Description of the task —
Check every line for the word "故临崩寄臣以大事也" and give the number of lines where it occurs, nothing else.

____

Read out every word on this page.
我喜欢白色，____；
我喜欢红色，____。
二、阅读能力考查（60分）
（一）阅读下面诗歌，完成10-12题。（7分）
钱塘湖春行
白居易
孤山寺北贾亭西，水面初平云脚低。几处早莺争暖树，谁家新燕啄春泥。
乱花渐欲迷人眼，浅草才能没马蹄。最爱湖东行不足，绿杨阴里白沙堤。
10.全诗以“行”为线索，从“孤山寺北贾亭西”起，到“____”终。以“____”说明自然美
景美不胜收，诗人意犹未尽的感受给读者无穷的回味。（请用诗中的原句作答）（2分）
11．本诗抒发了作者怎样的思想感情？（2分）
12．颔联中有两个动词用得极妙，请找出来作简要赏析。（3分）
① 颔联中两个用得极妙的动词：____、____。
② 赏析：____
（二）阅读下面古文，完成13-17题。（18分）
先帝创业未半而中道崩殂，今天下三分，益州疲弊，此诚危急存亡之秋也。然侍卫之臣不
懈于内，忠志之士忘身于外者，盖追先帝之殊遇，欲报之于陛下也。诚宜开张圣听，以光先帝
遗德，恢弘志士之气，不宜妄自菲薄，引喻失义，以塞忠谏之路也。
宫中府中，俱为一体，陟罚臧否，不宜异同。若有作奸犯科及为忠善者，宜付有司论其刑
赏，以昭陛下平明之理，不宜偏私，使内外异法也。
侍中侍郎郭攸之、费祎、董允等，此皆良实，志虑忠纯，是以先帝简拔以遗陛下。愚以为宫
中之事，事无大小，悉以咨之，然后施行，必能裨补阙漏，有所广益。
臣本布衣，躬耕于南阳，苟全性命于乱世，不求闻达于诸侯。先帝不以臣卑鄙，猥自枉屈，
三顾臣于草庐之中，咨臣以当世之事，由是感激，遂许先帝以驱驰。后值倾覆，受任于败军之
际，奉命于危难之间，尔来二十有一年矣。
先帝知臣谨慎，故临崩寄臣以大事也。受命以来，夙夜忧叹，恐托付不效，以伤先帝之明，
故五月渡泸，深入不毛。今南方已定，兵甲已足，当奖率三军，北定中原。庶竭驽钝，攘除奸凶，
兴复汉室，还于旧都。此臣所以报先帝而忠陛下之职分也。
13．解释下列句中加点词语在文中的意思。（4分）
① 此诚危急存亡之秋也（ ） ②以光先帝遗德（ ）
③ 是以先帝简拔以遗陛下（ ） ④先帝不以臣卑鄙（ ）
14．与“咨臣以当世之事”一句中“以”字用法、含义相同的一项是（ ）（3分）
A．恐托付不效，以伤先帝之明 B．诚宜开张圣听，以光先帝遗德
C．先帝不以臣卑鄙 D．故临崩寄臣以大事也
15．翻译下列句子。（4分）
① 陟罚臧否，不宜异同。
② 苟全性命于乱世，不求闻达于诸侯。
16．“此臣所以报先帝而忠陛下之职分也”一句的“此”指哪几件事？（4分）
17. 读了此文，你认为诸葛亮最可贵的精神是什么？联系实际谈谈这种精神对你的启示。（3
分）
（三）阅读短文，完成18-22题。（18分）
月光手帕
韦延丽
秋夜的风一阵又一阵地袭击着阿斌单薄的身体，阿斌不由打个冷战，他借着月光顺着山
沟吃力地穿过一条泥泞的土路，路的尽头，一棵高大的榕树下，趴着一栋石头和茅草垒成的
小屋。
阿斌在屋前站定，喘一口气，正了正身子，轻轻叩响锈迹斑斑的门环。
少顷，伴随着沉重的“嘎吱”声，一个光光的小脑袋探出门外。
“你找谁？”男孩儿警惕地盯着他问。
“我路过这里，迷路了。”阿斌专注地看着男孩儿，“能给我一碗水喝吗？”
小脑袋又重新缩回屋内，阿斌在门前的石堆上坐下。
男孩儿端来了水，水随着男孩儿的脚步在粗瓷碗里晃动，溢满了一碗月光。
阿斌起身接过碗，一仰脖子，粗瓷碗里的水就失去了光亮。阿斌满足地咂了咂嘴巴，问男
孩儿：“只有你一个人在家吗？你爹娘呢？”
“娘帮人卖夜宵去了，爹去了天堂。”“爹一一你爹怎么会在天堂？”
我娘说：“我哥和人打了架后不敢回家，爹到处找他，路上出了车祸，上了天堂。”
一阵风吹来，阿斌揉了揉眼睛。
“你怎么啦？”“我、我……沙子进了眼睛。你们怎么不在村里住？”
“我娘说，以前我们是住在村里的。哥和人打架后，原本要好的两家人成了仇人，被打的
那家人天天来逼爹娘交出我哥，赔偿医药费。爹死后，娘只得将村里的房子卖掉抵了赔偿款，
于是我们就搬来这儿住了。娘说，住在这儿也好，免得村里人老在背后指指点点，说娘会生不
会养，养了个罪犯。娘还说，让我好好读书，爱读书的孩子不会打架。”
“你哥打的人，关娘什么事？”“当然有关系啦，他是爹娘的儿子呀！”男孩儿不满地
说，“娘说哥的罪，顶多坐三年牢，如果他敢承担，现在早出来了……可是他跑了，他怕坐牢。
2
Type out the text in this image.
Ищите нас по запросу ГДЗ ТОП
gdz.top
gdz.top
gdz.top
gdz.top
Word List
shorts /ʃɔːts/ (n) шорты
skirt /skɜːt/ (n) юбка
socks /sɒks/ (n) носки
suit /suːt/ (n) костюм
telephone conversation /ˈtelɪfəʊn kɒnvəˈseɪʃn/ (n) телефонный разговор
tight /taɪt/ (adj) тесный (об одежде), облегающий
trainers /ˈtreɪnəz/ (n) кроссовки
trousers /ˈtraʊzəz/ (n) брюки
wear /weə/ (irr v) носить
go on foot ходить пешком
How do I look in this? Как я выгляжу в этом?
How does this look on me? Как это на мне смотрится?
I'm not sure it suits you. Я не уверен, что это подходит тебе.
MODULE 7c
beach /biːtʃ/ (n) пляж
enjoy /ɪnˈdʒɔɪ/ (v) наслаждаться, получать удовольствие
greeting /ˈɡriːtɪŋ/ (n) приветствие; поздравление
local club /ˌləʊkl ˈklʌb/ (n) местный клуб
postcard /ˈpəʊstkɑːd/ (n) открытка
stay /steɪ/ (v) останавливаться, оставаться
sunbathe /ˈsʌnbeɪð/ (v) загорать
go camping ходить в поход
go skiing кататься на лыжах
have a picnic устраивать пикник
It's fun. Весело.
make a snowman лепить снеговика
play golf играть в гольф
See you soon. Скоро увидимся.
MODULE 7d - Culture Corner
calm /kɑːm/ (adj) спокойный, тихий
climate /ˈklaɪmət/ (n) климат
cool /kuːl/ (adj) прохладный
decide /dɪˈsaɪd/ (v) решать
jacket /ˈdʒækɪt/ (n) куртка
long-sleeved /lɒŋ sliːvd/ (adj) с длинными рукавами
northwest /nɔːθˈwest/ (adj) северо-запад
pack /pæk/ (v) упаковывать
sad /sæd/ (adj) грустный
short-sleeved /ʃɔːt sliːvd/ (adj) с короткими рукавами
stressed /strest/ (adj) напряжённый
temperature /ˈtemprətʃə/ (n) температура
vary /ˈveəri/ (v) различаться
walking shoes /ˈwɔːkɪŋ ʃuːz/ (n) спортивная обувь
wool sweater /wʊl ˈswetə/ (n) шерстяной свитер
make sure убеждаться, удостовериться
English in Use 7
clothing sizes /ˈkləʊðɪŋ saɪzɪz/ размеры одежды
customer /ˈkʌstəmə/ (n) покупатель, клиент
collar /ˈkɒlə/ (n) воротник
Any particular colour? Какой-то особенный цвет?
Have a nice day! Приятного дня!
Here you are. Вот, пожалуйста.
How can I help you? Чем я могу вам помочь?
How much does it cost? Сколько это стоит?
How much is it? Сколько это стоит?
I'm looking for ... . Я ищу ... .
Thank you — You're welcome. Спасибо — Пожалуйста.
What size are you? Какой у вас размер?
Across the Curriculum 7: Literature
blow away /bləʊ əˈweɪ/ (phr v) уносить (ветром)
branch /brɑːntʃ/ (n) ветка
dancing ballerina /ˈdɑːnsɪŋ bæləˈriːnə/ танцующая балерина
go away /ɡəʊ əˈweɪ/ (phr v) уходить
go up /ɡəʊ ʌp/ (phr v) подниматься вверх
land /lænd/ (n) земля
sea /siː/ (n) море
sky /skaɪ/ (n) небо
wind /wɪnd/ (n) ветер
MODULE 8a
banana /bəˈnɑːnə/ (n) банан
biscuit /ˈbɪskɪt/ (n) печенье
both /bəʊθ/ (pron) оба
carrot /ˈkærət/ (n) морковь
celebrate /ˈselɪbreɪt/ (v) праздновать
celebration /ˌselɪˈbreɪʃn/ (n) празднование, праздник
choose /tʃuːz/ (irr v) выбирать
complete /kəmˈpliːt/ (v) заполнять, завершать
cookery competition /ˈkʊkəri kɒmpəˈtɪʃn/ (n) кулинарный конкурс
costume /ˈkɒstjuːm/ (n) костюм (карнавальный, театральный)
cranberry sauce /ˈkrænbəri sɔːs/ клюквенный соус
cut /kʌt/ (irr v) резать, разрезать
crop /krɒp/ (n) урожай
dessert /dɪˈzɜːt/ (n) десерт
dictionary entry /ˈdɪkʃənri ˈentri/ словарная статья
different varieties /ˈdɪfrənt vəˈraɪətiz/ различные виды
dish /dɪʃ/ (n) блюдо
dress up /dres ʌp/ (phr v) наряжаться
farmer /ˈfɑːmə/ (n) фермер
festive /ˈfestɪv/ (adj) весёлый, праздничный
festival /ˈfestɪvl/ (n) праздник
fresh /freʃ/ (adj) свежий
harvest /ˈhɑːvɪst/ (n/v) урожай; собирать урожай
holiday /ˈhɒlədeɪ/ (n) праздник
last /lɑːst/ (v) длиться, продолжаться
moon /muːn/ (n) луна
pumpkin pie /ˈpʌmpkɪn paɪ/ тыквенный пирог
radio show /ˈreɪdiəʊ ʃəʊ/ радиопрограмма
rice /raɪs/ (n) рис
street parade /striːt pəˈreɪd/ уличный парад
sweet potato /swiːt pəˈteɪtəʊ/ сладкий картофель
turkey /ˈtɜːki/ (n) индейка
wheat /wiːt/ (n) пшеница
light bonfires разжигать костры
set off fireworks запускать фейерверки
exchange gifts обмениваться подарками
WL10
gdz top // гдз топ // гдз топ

____

Solution for this task —
2